EXERCISE INSTRUCTIONS: In the copy, include no pictures. Reproduce the rest of the entries exactly.

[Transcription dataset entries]
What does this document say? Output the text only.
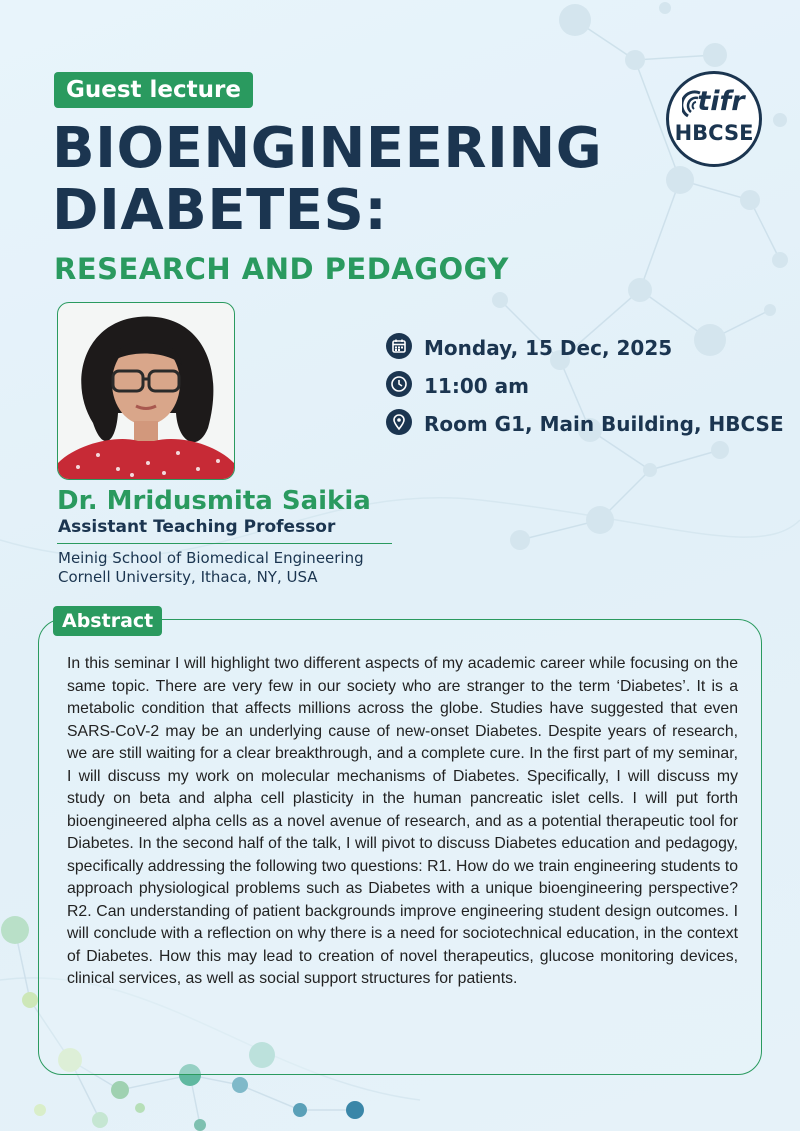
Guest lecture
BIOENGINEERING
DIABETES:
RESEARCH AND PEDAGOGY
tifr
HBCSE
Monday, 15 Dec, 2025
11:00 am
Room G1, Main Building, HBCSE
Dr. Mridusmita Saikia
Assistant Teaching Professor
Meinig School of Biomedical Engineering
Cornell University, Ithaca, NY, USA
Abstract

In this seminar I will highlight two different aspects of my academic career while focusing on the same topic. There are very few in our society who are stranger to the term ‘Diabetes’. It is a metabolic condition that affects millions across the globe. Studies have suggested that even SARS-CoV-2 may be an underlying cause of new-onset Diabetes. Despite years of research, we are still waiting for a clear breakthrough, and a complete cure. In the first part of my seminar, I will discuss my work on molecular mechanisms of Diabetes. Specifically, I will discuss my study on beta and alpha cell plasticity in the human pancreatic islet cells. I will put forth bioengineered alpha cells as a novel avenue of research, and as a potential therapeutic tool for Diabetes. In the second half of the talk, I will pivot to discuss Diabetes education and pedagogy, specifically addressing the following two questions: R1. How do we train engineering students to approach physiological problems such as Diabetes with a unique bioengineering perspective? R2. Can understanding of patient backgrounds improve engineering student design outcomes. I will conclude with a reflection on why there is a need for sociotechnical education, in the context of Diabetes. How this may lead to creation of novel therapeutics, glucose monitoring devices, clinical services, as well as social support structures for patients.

ANSWER TO THE EXERCISE:
What does this document say? Output the text only.
Guest lecture
BIOENGINEERING
DIABETES:
RESEARCH AND PEDAGOGY
tifr
HBCSE
Monday, 15 Dec, 2025
11:00 am
Room G1, Main Building, HBCSE
Dr. Mridusmita Saikia
Assistant Teaching Professor
Meinig School of Biomedical Engineering
Cornell University, Ithaca, NY, USA
Abstract

In this seminar I will highlight two different aspects of my academic career while focusing on the same topic. There are very few in our society who are stranger to the term ‘Diabetes’. It is a metabolic condition that affects millions across the globe. Studies have suggested that even SARS-CoV-2 may be an underlying cause of new-onset Diabetes. Despite years of research, we are still waiting for a clear breakthrough, and a complete cure. In the first part of my seminar, I will discuss my work on molecular mechanisms of Diabetes. Specifically, I will discuss my study on beta and alpha cell plasticity in the human pancreatic islet cells. I will put forth bioengineered alpha cells as a novel avenue of research, and as a potential therapeutic tool for Diabetes. In the second half of the talk, I will pivot to discuss Diabetes education and pedagogy, specifically addressing the following two questions: R1. How do we train engineering students to approach physiological problems such as Diabetes with a unique bioengineering perspective? R2. Can understanding of patient backgrounds improve engineering student design outcomes. I will conclude with a reflection on why there is a need for sociotechnical education, in the context of Diabetes. How this may lead to creation of novel therapeutics, glucose monitoring devices, clinical services, as well as social support structures for patients.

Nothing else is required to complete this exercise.